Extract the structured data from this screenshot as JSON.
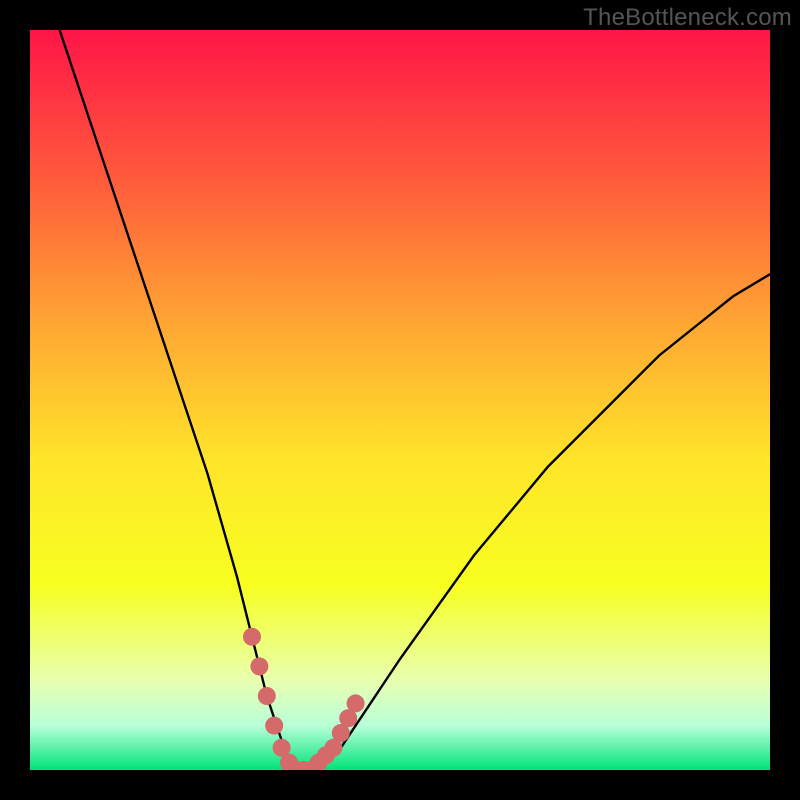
{
  "watermark": "TheBottleneck.com",
  "chart_data": {
    "type": "line",
    "title": "",
    "xlabel": "",
    "ylabel": "",
    "xlim": [
      0,
      100
    ],
    "ylim": [
      0,
      100
    ],
    "series": [
      {
        "name": "bottleneck-curve",
        "x": [
          4,
          8,
          12,
          16,
          20,
          24,
          28,
          30,
          32,
          34,
          35,
          36,
          37,
          38,
          40,
          42,
          44,
          46,
          50,
          55,
          60,
          65,
          70,
          75,
          80,
          85,
          90,
          95,
          100
        ],
        "y": [
          100,
          88,
          76,
          64,
          52,
          40,
          26,
          18,
          10,
          4,
          1,
          0,
          0,
          0,
          1,
          3,
          6,
          9,
          15,
          22,
          29,
          35,
          41,
          46,
          51,
          56,
          60,
          64,
          67
        ]
      },
      {
        "name": "highlight-points",
        "x": [
          30,
          31,
          32,
          33,
          34,
          35,
          36,
          37,
          38,
          39,
          40,
          41,
          42,
          43,
          44
        ],
        "y": [
          18,
          14,
          10,
          6,
          3,
          1,
          0,
          0,
          0,
          1,
          2,
          3,
          5,
          7,
          9
        ]
      }
    ],
    "gradient_bands": [
      {
        "stop": 0.0,
        "color": "#ff1547"
      },
      {
        "stop": 0.2,
        "color": "#ff5a3c"
      },
      {
        "stop": 0.4,
        "color": "#ffa733"
      },
      {
        "stop": 0.58,
        "color": "#ffe42a"
      },
      {
        "stop": 0.75,
        "color": "#f7ff20"
      },
      {
        "stop": 0.88,
        "color": "#e8ffb0"
      },
      {
        "stop": 0.94,
        "color": "#b8ffd8"
      },
      {
        "stop": 1.0,
        "color": "#00e37a"
      }
    ],
    "highlight_color": "#d56a6a",
    "curve_color": "#000000"
  }
}
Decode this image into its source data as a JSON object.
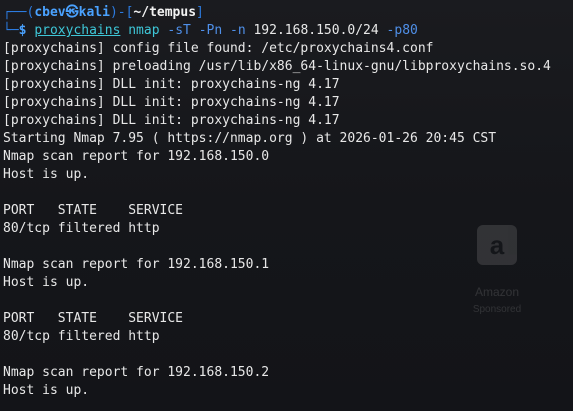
{
  "prompt": {
    "frame_top": "┌──(",
    "user_host": "cbev㉿kali",
    "frame_mid": ")-[",
    "cwd": "~/tempus",
    "frame_end": "]",
    "frame_bottom": "└─",
    "dollar": "$",
    "program": "proxychains",
    "command": "nmap",
    "opt1": "-sT",
    "opt2": "-Pn",
    "opt3": "-n",
    "target": "192.168.150.0/24",
    "opt4": "-p80"
  },
  "output": [
    "[proxychains] config file found: /etc/proxychains4.conf",
    "[proxychains] preloading /usr/lib/x86_64-linux-gnu/libproxychains.so.4",
    "[proxychains] DLL init: proxychains-ng 4.17",
    "[proxychains] DLL init: proxychains-ng 4.17",
    "[proxychains] DLL init: proxychains-ng 4.17",
    "Starting Nmap 7.95 ( https://nmap.org ) at 2026-01-26 20:45 CST",
    "Nmap scan report for 192.168.150.0",
    "Host is up.",
    "",
    "PORT   STATE    SERVICE",
    "80/tcp filtered http",
    "",
    "Nmap scan report for 192.168.150.1",
    "Host is up.",
    "",
    "PORT   STATE    SERVICE",
    "80/tcp filtered http",
    "",
    "Nmap scan report for 192.168.150.2",
    "Host is up."
  ],
  "watermark": {
    "logo": "a",
    "name": "Amazon",
    "sub": "Sponsored"
  }
}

* _OBJECTIVE_: Single out each line of the records above with the string "name" in it, and copy it.

* _TASK RESPONSE_:
        "name": "bottleneck-curve",
        "name": "highlight-points",
    "name": "Amazon",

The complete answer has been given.